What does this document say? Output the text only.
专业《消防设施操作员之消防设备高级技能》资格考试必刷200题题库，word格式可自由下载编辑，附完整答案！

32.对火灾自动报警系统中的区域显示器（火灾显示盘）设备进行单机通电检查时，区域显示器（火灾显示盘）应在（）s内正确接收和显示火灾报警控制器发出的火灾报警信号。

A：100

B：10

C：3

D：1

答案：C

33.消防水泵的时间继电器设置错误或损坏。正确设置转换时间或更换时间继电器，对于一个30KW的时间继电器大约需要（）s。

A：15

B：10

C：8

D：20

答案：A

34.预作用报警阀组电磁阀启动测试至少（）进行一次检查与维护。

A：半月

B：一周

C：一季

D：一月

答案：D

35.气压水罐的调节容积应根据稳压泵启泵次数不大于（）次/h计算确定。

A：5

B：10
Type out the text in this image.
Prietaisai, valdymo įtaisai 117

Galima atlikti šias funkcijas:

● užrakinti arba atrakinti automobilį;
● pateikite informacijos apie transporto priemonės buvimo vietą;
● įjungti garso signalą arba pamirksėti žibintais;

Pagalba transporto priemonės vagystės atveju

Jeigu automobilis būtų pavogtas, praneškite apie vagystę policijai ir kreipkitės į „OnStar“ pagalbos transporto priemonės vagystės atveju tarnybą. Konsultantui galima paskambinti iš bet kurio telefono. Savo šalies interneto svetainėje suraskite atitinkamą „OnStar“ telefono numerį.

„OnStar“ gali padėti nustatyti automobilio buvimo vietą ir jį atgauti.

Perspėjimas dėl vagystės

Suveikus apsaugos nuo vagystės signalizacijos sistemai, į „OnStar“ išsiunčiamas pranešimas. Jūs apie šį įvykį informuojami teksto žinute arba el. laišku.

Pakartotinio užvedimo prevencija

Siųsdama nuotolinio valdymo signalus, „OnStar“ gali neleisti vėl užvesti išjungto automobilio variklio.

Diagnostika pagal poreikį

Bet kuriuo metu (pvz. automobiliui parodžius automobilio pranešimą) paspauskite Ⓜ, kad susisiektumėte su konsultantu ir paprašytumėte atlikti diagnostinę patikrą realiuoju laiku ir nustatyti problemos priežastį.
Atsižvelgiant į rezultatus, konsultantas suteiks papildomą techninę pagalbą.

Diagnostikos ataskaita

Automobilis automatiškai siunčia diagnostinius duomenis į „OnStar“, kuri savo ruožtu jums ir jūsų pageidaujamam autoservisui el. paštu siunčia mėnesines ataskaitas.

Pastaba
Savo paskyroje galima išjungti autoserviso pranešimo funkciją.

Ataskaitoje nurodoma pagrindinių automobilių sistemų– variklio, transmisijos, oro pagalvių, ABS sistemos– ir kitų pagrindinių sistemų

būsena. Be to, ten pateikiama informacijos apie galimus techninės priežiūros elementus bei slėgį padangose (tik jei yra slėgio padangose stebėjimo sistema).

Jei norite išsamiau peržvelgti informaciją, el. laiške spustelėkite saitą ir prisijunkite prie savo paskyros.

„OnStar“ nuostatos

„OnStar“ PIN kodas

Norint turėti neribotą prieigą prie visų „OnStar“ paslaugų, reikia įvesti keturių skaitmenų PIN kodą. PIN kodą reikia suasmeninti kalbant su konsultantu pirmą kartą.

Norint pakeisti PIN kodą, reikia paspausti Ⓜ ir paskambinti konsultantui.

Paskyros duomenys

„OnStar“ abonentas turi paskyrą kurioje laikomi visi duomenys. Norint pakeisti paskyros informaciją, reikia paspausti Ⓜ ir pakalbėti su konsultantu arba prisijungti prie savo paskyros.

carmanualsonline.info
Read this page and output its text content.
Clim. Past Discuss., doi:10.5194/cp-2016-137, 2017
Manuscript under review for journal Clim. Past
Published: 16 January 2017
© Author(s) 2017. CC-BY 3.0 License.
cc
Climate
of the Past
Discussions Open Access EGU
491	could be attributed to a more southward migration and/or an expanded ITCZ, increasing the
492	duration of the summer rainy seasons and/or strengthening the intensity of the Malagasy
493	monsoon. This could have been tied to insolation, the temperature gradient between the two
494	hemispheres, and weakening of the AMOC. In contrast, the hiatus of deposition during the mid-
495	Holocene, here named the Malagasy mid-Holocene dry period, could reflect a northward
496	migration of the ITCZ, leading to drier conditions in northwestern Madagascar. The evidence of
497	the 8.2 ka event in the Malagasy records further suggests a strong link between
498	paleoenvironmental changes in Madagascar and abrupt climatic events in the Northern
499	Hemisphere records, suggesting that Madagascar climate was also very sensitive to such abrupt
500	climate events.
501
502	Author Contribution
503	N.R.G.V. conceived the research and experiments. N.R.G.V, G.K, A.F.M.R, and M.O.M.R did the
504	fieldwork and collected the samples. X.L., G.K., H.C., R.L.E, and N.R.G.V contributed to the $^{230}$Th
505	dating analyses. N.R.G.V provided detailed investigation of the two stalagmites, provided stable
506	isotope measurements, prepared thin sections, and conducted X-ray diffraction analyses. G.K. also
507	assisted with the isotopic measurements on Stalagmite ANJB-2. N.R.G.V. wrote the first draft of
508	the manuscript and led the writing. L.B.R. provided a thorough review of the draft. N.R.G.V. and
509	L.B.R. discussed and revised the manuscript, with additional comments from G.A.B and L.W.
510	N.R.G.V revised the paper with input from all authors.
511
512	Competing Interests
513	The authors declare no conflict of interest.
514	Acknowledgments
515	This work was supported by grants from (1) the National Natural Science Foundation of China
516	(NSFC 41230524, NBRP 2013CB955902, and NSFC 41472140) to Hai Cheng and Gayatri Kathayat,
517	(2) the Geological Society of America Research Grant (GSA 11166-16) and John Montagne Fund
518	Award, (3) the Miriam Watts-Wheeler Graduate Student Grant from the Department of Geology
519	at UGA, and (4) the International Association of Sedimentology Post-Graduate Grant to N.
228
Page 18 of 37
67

━━━━━━

### [Work required]
Tell how many lines in the material above include the word "apie", giving the number only.

### [Written response]
4